Task brief: For this exercise, copy out each line of the material below that includes "Expert".

Records provided:
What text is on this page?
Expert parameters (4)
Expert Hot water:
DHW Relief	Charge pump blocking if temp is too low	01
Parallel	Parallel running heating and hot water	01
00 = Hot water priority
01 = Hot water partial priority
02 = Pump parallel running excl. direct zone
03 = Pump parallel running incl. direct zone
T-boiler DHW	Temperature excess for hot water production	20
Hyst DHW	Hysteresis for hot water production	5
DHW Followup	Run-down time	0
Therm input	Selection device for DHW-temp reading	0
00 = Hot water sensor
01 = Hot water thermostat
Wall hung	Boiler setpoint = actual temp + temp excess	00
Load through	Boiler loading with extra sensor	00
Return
...
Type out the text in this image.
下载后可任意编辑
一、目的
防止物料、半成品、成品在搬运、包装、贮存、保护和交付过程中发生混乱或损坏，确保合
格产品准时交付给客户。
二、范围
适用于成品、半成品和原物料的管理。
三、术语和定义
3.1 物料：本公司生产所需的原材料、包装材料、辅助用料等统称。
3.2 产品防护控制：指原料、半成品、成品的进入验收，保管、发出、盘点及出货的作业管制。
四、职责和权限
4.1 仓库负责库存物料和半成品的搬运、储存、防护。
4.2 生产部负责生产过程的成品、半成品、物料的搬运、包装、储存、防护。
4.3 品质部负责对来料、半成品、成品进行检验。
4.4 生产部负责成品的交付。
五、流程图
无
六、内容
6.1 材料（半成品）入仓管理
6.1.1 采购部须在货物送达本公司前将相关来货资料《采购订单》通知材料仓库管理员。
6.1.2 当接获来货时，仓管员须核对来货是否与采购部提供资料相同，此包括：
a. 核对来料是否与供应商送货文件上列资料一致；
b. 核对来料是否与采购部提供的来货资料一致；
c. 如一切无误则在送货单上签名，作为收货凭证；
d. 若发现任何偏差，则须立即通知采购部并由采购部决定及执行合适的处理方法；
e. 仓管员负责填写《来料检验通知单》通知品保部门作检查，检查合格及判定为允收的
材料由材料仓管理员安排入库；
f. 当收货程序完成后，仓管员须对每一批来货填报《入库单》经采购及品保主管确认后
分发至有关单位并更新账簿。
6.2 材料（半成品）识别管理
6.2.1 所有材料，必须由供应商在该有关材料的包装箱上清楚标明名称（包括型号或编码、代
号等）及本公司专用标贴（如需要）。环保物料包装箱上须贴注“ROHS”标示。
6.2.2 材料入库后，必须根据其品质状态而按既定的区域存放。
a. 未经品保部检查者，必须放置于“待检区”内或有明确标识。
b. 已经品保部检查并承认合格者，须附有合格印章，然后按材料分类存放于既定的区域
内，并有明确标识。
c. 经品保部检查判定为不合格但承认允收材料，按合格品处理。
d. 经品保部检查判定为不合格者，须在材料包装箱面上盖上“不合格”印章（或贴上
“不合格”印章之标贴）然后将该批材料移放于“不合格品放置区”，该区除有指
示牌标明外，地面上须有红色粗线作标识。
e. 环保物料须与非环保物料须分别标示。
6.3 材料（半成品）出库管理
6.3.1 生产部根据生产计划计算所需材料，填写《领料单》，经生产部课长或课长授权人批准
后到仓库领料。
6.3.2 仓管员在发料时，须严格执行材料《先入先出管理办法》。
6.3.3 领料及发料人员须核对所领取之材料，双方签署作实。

Task solution:
Expert parameters (4)
Expert Hot water:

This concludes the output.